Description of the task:
In the records below, find each line containing the word "микроэлементных" and copy it.

Stored entries
=======

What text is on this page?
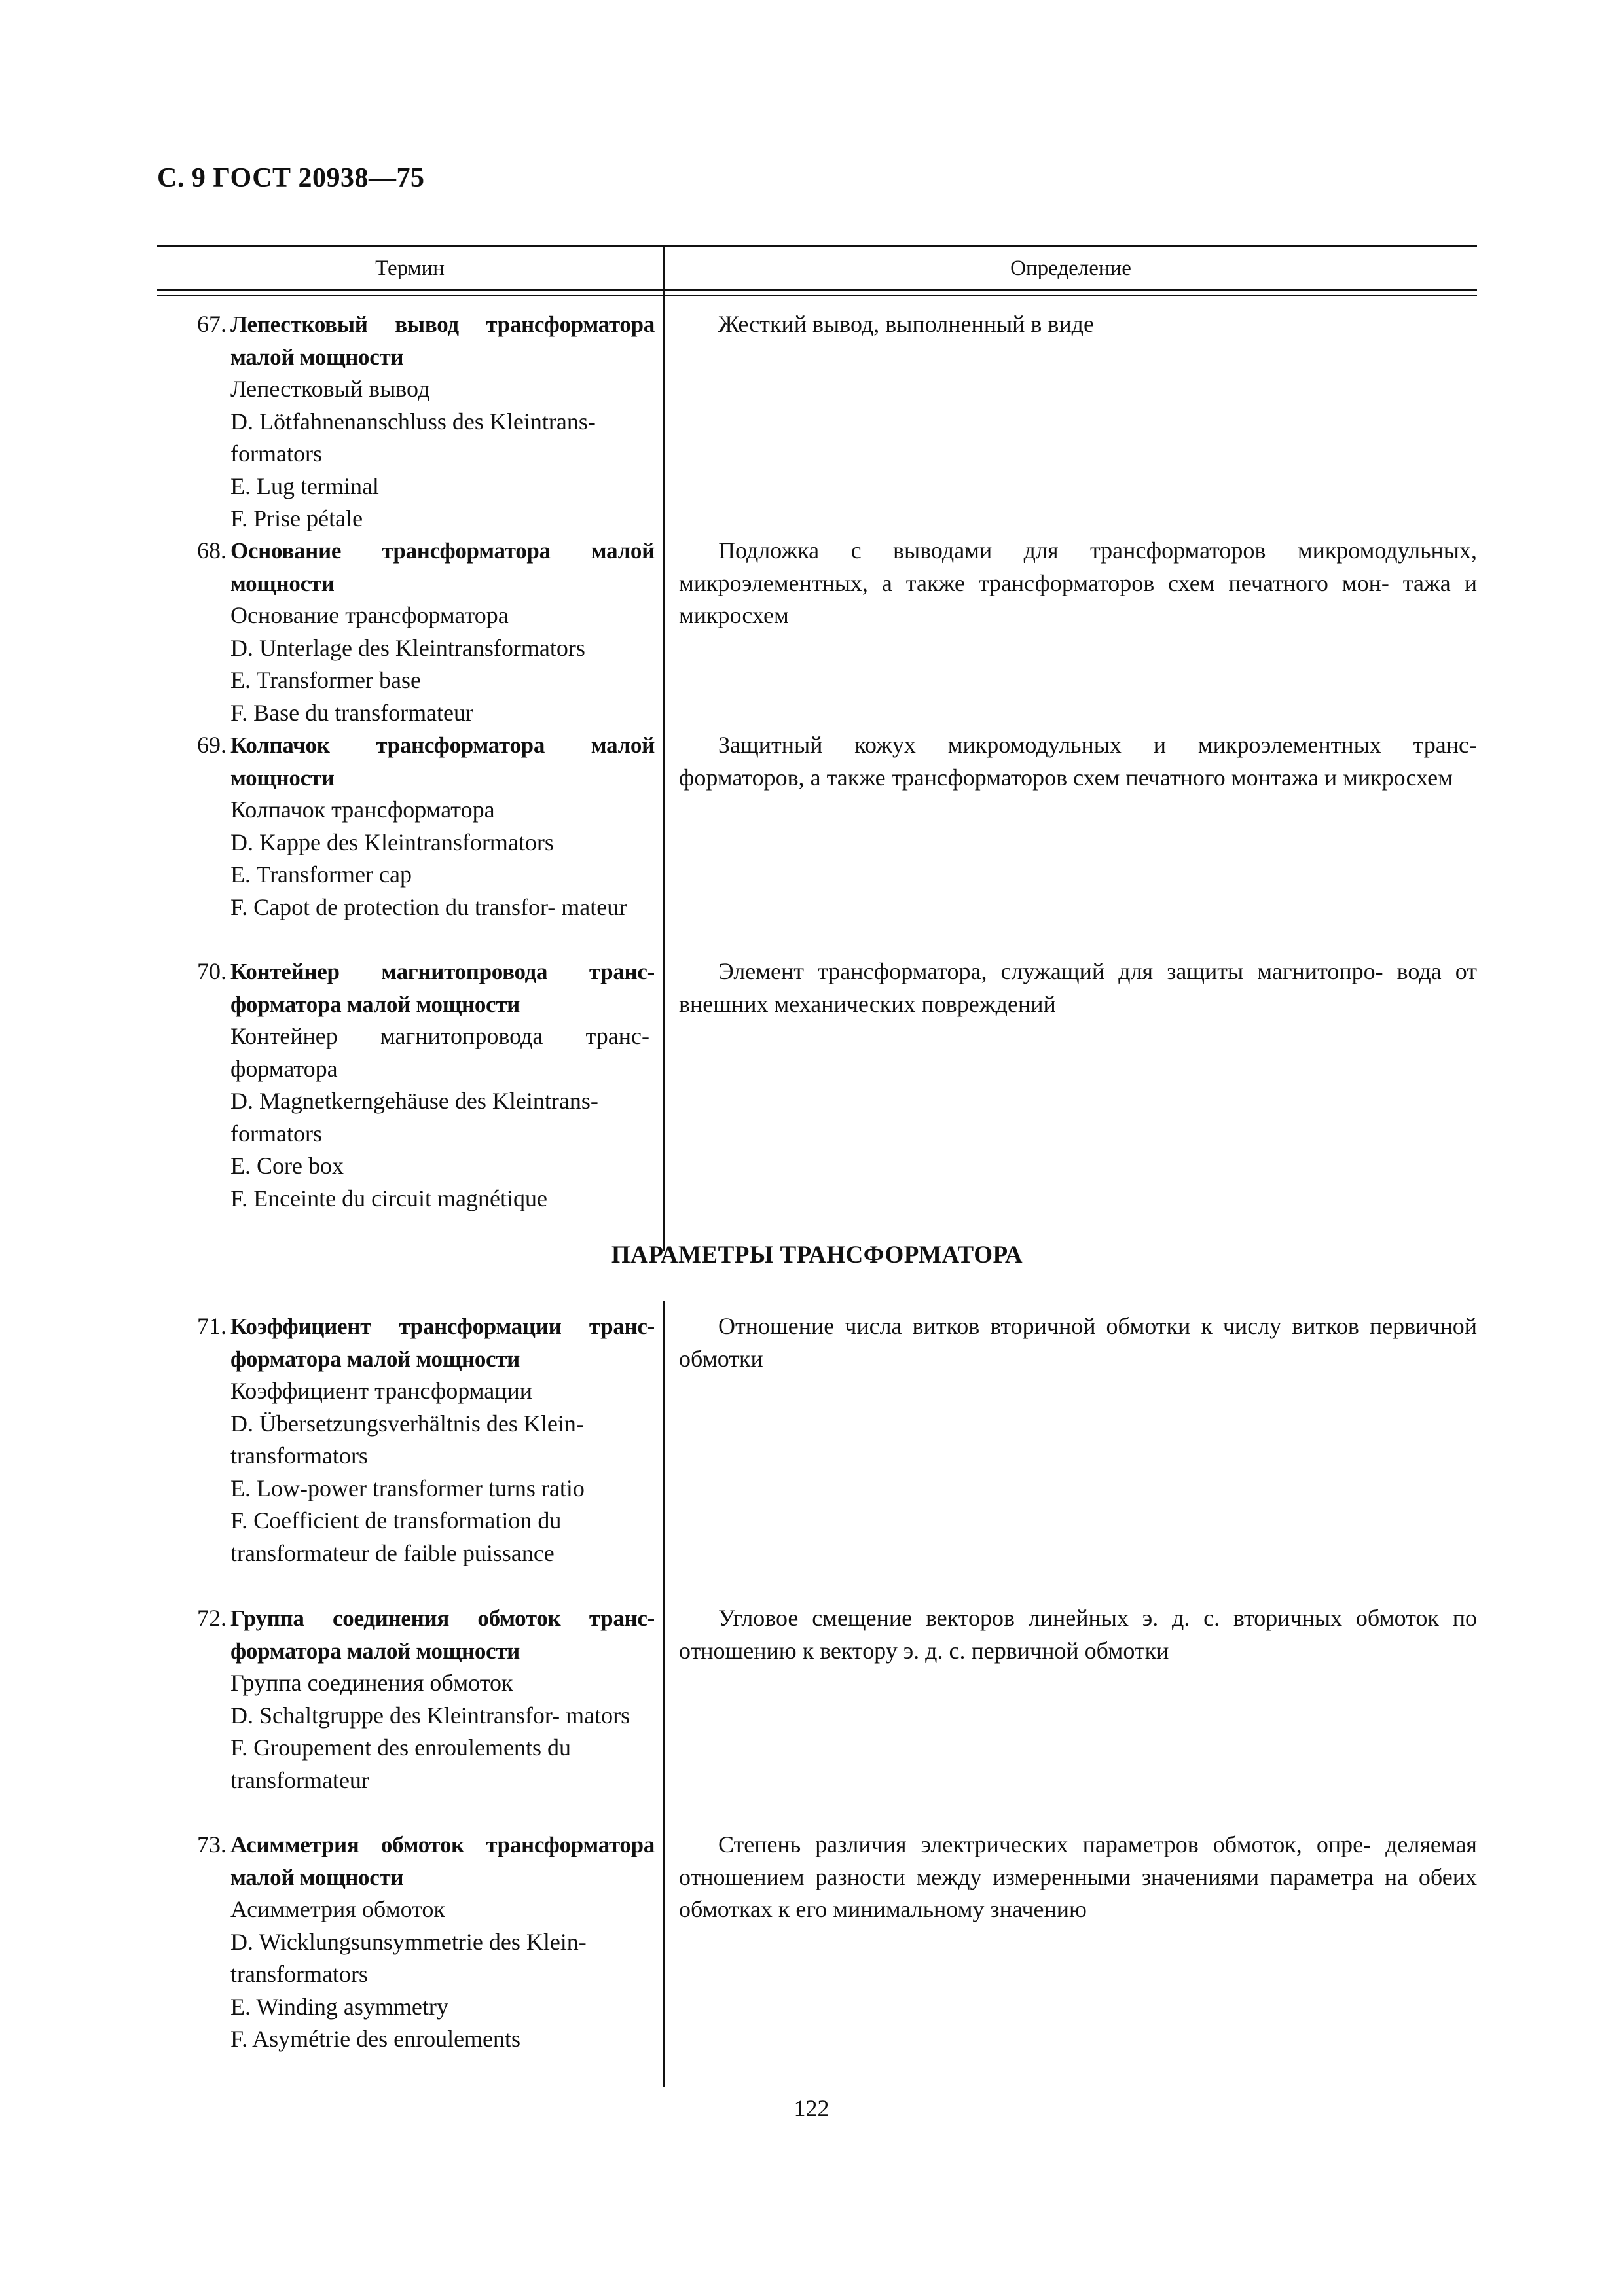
С. 9 ГОСТ 20938—75
Термин	Определение
67. Лепестковый вывод трансформатора малой мощности
Лепестковый вывод
D. Lötfahnenanschluss des Kleintrans- formators
E. Lug terminal
F. Prise pétale
Жесткий вывод, выполненный в виде
68. Основание трансформатора малой мощности
Основание трансформатора
D. Unterlage des Kleintransformators
E. Transformer base
F. Base du transformateur
Подложка с выводами для трансформаторов микромодульных, микроэлементных, а также трансформаторов схем печатного мон- тажа и микросхем
69. Колпачок трансформатора малой мощности
Колпачок трансформатора
D. Kappe des Kleintransformators
E. Transformer cap
F. Capot de protection du transfor- mateur
Защитный кожух микромодульных и микроэлементных транс- форматоров, а также трансформаторов схем печатного монтажа и микросхем
70. Контейнер магнитопровода транс- форматора малой мощности
Контейнер магнитопровода транс- форматора
D. Magnetkerngehäuse des Kleintrans- formators
E. Core box
F. Enceinte du circuit magnétique
Элемент трансформатора, служащий для защиты магнитопро- вода от внешних механических повреждений
ПАРАМЕТРЫ ТРАНСФОРМАТОРА
71. Коэффициент трансформации транс- форматора малой мощности
Коэффициент трансформации
D. Übersetzungsverhältnis des Klein- transformators
E. Low-power transformer turns ratio
F. Coefficient de transformation du transformateur de faible puissance
Отношение числа витков вторичной обмотки к числу витков первичной обмотки
72. Группа соединения обмоток транс- форматора малой мощности
Группа соединения обмоток
D. Schaltgruppe des Kleintransfor- mators
F. Groupement des enroulements du transformateur
Угловое смещение векторов линейных э. д. с. вторичных обмоток по отношению к вектору э. д. с. первичной обмотки
73. Асимметрия обмоток трансформатора малой мощности
Асимметрия обмоток
D. Wicklungsunsymmetrie des Klein- transformators
E. Winding asymmetry
F. Asymétrie des enroulements
Степень различия электрических параметров обмоток, опре- деляемая отношением разности между измеренными значениями параметра на обеих обмотках к его минимальному значению
122
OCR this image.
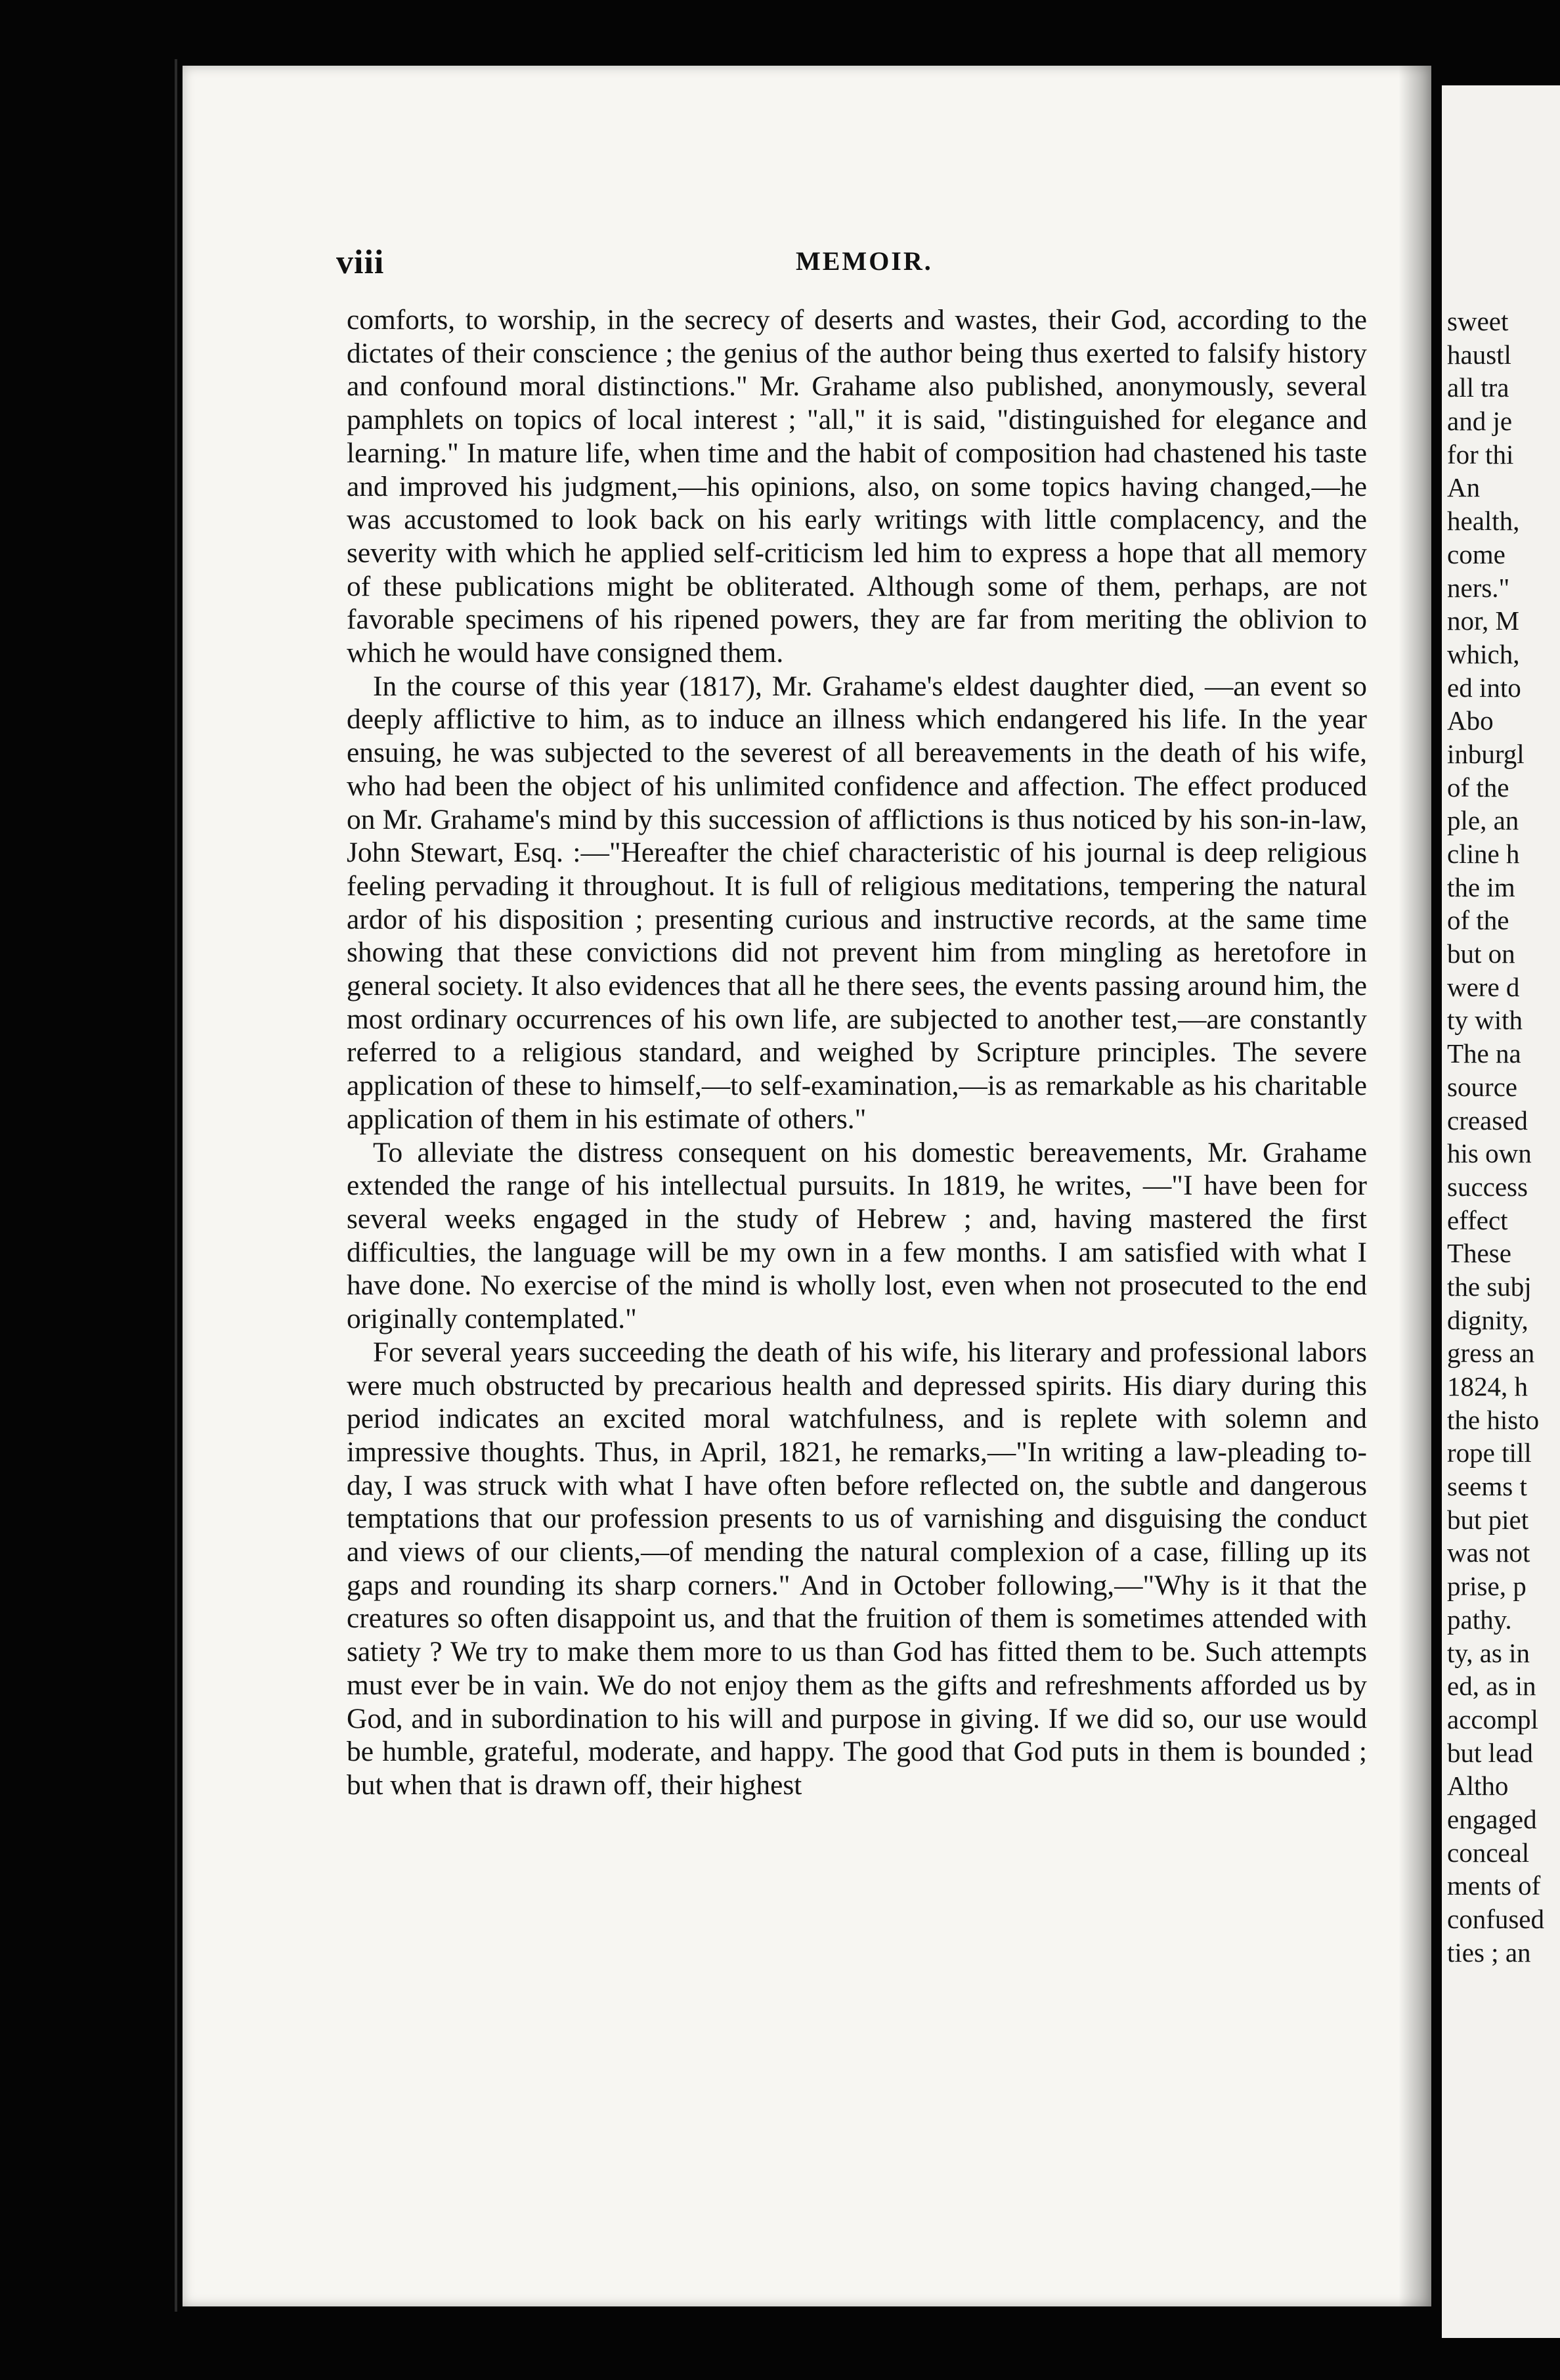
viii	MEMOIR.

comforts, to worship, in the secrecy of deserts and wastes, their God, according to the dictates of their conscience ; the genius of the author being thus exerted to falsify history and confound moral distinctions." Mr. Grahame also published, anonymously, several pamphlets on topics of local interest ; "all," it is said, "distinguished for elegance and learning." In mature life, when time and the habit of composition had chastened his taste and improved his judgment,—his opinions, also, on some topics having changed,—he was accustomed to look back on his early writings with little complacency, and the severity with which he applied self-criticism led him to express a hope that all memory of these publications might be obliterated. Although some of them, perhaps, are not favorable specimens of his ripened powers, they are far from meriting the oblivion to which he would have consigned them.

In the course of this year (1817), Mr. Grahame's eldest daughter died, —an event so deeply afflictive to him, as to induce an illness which endangered his life. In the year ensuing, he was subjected to the severest of all bereavements in the death of his wife, who had been the object of his unlimited confidence and affection. The effect produced on Mr. Grahame's mind by this succession of afflictions is thus noticed by his son-in-law, John Stewart, Esq. :—"Hereafter the chief characteristic of his journal is deep religious feeling pervading it throughout. It is full of religious meditations, tempering the natural ardor of his disposition ; presenting curious and instructive records, at the same time showing that these convictions did not prevent him from mingling as heretofore in general society. It also evidences that all he there sees, the events passing around him, the most ordinary occurrences of his own life, are subjected to another test,—are constantly referred to a religious standard, and weighed by Scripture principles. The severe application of these to himself,—to self-examination,—is as remarkable as his charitable application of them in his estimate of others."

To alleviate the distress consequent on his domestic bereavements, Mr. Grahame extended the range of his intellectual pursuits. In 1819, he writes, —"I have been for several weeks engaged in the study of Hebrew ; and, having mastered the first difficulties, the language will be my own in a few months. I am satisfied with what I have done. No exercise of the mind is wholly lost, even when not prosecuted to the end originally contemplated."

For several years succeeding the death of his wife, his literary and professional labors were much obstructed by precarious health and depressed spirits. His diary during this period indicates an excited moral watchfulness, and is replete with solemn and impressive thoughts. Thus, in April, 1821, he remarks,—"In writing a law-pleading to-day, I was struck with what I have often before reflected on, the subtle and dangerous temptations that our profession presents to us of varnishing and disguising the conduct and views of our clients,—of mending the natural complexion of a case, filling up its gaps and rounding its sharp corners." And in October following,—"Why is it that the creatures so often disappoint us, and that the fruition of them is sometimes attended with satiety ? We try to make them more to us than God has fitted them to be. Such attempts must ever be in vain. We do not enjoy them as the gifts and refreshments afforded us by God, and in subordination to his will and purpose in giving. If we did so, our use would be humble, grateful, moderate, and happy. The good that God puts in them is bounded ; but when that is drawn off, their highest

sweet
haustl
all tra
and je
for thi
An
health,
come
ners."
nor, M
which,
ed into
Abo
inburgl
of the
ple, an
cline h
the im
of the
but on
were d
ty with
The na
source
creased
his own
success
effect
These
the subj
dignity,
gress an
1824, h
the histo
rope till
seems t
but piet
was not
prise, p
pathy.
ty, as in
ed, as in
accompl
but lead
Altho
engaged
conceal
ments of
confused
ties ; an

=======

Response to the task:
Подложка с выводами для трансформаторов микромодульных, микроэлементных, а также трансформаторов схем печатного мон- тажа и микросхем
Защитный кожух микромодульных и микроэлементных транс- форматоров, а также трансформаторов схем печатного монтажа и микросхем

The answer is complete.